- _Data records_:
· · · ·

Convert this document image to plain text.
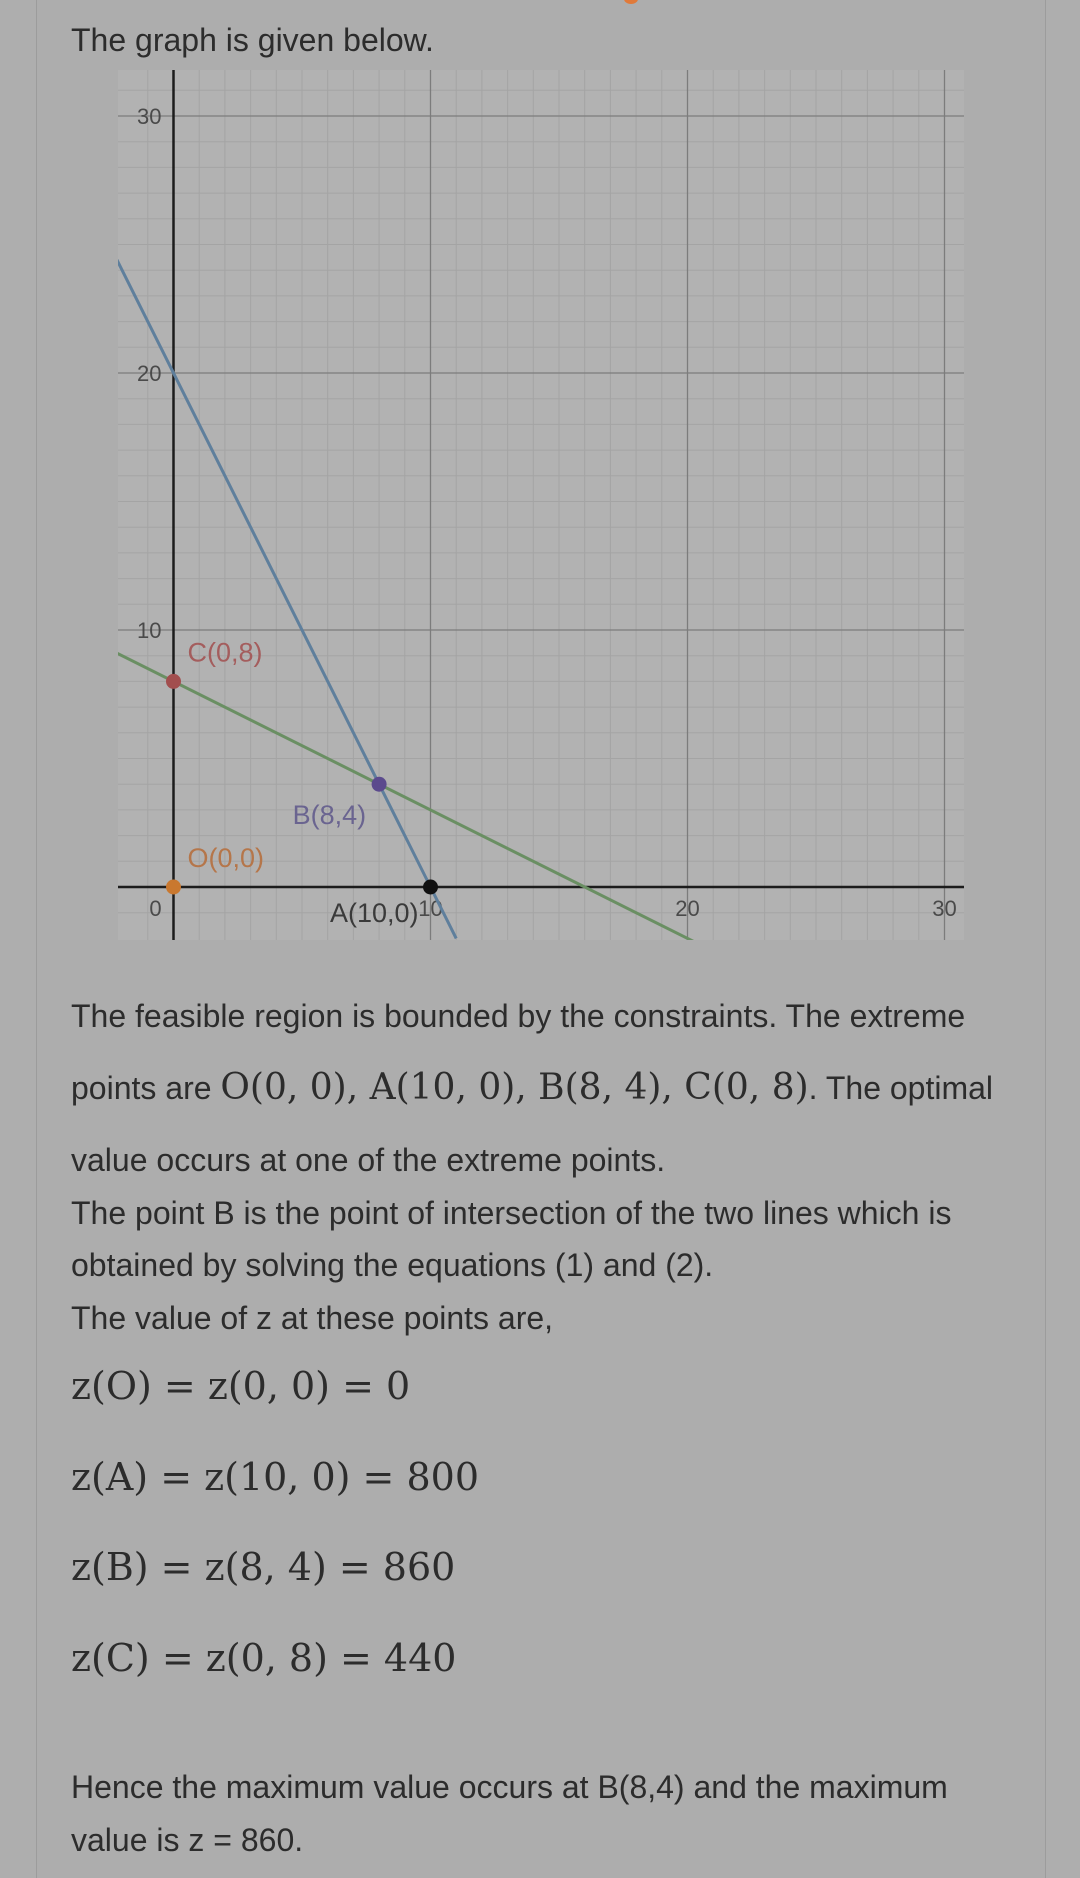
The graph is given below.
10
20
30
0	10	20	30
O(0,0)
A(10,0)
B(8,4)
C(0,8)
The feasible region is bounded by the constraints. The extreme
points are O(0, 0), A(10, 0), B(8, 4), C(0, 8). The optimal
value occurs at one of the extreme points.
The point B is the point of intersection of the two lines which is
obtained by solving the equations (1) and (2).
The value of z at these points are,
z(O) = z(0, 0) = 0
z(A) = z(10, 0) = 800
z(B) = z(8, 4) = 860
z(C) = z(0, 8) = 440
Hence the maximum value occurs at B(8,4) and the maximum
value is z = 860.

· · · ·

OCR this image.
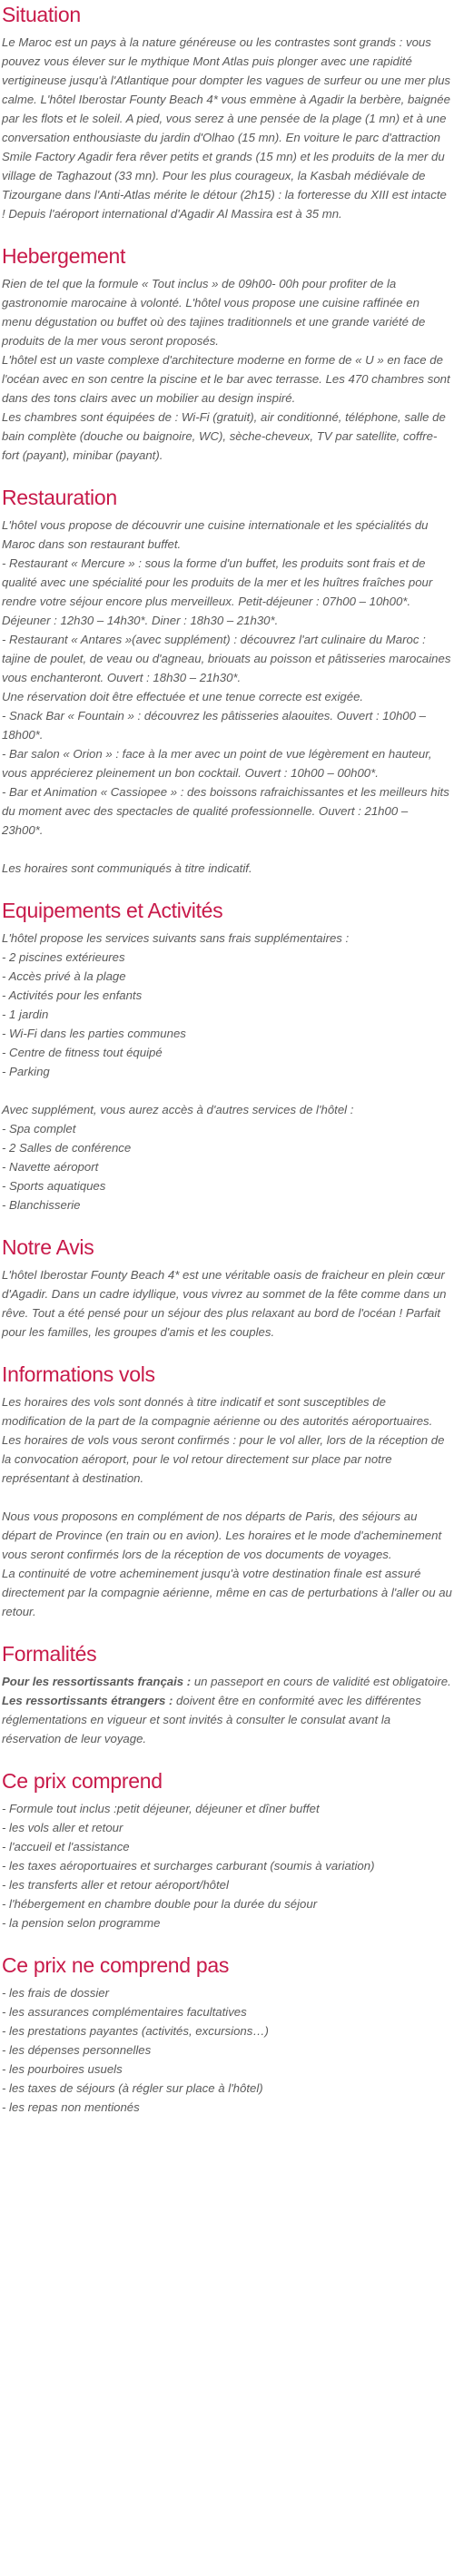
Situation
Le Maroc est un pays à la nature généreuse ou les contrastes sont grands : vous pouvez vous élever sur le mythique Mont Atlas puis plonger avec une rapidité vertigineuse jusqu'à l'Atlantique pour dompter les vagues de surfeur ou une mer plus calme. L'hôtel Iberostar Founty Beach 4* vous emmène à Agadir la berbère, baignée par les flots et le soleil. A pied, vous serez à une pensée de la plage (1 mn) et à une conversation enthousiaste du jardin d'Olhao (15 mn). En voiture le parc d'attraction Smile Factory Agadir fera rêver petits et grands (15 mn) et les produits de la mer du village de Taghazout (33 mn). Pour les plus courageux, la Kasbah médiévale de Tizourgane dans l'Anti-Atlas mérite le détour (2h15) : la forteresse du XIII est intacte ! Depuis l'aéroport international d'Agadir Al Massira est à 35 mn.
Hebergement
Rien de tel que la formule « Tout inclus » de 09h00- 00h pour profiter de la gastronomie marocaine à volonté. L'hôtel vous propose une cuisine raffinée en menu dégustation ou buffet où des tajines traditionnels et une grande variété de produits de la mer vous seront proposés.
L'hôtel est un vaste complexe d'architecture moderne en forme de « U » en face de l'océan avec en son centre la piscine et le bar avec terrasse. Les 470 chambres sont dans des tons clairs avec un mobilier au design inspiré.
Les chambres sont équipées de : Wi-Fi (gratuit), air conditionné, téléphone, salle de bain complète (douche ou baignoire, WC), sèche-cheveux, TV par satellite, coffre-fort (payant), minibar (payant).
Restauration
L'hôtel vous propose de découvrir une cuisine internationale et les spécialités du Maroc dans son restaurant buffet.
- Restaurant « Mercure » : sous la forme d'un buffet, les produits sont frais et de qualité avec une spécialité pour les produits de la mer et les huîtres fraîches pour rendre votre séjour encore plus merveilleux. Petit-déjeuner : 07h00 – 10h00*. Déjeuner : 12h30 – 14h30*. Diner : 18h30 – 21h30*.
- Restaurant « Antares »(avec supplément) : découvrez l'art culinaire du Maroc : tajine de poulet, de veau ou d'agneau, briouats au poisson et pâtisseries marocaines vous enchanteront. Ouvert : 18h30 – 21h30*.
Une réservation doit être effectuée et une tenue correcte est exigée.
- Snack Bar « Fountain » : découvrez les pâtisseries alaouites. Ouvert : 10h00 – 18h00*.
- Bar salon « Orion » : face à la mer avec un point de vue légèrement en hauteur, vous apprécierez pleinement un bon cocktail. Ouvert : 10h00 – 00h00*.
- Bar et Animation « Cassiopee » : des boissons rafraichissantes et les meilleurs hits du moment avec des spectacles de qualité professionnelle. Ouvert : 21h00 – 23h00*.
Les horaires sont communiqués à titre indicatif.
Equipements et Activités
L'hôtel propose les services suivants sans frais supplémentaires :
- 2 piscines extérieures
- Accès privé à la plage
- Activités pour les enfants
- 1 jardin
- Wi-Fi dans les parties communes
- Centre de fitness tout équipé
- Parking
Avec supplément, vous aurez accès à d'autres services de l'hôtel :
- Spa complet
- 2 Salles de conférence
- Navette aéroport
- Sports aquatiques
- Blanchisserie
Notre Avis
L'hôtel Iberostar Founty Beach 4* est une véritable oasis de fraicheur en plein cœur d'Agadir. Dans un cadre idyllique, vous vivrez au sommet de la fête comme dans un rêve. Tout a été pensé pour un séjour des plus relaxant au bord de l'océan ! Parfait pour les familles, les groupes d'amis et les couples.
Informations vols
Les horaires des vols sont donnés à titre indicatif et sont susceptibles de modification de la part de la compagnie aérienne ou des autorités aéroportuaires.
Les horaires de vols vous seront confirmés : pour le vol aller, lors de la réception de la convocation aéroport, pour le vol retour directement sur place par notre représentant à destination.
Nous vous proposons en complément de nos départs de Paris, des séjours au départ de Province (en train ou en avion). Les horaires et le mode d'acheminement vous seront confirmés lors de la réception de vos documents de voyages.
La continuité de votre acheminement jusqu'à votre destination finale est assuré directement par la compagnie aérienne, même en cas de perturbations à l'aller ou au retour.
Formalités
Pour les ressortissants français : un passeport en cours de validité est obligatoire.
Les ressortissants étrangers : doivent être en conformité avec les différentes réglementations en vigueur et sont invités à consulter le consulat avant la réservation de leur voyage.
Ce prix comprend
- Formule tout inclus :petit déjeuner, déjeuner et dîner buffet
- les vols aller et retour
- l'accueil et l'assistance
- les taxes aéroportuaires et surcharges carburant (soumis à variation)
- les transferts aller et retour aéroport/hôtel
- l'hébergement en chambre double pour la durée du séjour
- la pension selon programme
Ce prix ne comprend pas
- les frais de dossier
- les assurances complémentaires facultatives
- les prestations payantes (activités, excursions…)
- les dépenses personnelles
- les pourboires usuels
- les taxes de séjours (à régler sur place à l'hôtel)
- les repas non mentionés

· · · ·

- _Exercise objective_: Go through the data above and find the lines with the word "être". Copy each of those lines.

- _Written response_:
Une réservation doit être effectuée et une tenue correcte est exigée.
Les ressortissants étrangers : doivent être en conformité avec les différentes réglementations en vigueur et sont invités à consulter le consulat avant la réservation de leur voyage.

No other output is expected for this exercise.